TASK TO COMPLETE: From the entries that follow, extract each line holding the string "Sort".

TASK INPUTS:
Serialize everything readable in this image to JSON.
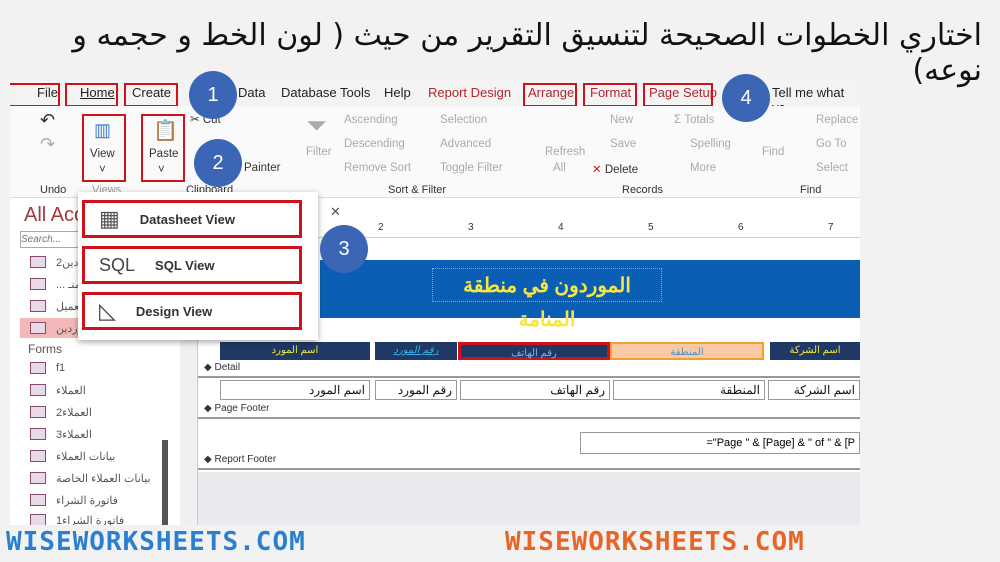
{
  "question": "اختاري الخطوات الصحيحة لتنسيق التقرير من حيث ( لون الخط و حجمه و نوعه)",
  "tabs": [
    "File",
    "Home",
    "Create",
    "Data",
    "Database Tools",
    "Help",
    "Report Design",
    "Arrange",
    "Format",
    "Page Setup",
    "Tell me what yo"
  ],
  "ribbon": {
    "undo": "Undo",
    "view": "View",
    "views": "Views",
    "paste": "Paste",
    "cut": "Cut",
    "painter": "Painter",
    "clipboard": "Clipboard",
    "filter": "Filter",
    "ascending": "Ascending",
    "descending": "Descending",
    "remove_sort": "Remove Sort",
    "selection": "Selection",
    "advanced": "Advanced",
    "toggle_filter": "Toggle Filter",
    "sort_filter": "Sort & Filter",
    "refresh": "Refresh",
    "all": "All",
    "new": "New",
    "save": "Save",
    "delete": "Delete",
    "totals": "Totals",
    "spelling": "Spelling",
    "more": "More",
    "records": "Records",
    "find": "Find",
    "replace": "Replace",
    "goto": "Go To",
    "select": "Select",
    "find_group": "Find"
  },
  "steps": [
    "1",
    "2",
    "3",
    "4"
  ],
  "nav": {
    "title": "All Acc",
    "search_placeholder": "Search...",
    "items": [
      "الموردين2",
      "... منـ..",
      "العميل",
      "الموردين"
    ],
    "forms_header": "Forms",
    "forms": [
      "f1",
      "العملاء",
      "العملاء2",
      "العملاء3",
      "بيانات العملاء",
      "بيانات العملاء الخاصة",
      "فاتورة الشراء",
      "فاتورة الشراء1"
    ]
  },
  "view_menu": [
    "Datasheet View",
    "SQL View",
    "Design View"
  ],
  "sql_glyph": "SQL",
  "design": {
    "ruler": [
      "2",
      "3",
      "4",
      "5",
      "6",
      "7"
    ],
    "report_title": "الموردون في منطقة المنامة",
    "headers": [
      "اسم المورد",
      "رقم المورد",
      "رقم الهاتف",
      "المنطقة",
      "اسم الشركة"
    ],
    "detail": "Detail",
    "fields": [
      "اسم المورد",
      "رقم المورد",
      "رقم الهاتف",
      "المنطقة",
      "اسم الشركة"
    ],
    "page_footer": "Page Footer",
    "page_expr": "=\"Page \" & [Page] & \" of \" & [P",
    "report_footer": "Report Footer"
  },
  "watermark": "WISEWORKSHEETS.COM",
  "colors": {
    "highlight": "#d0101a",
    "step": "#3a66b5",
    "report_header": "#0a5fb4",
    "title_text": "#f5e642"
  }
}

RESPONSE TO THE EXERCISE:
    "remove_sort": "Remove Sort",
    "sort_filter": "Sort & Filter",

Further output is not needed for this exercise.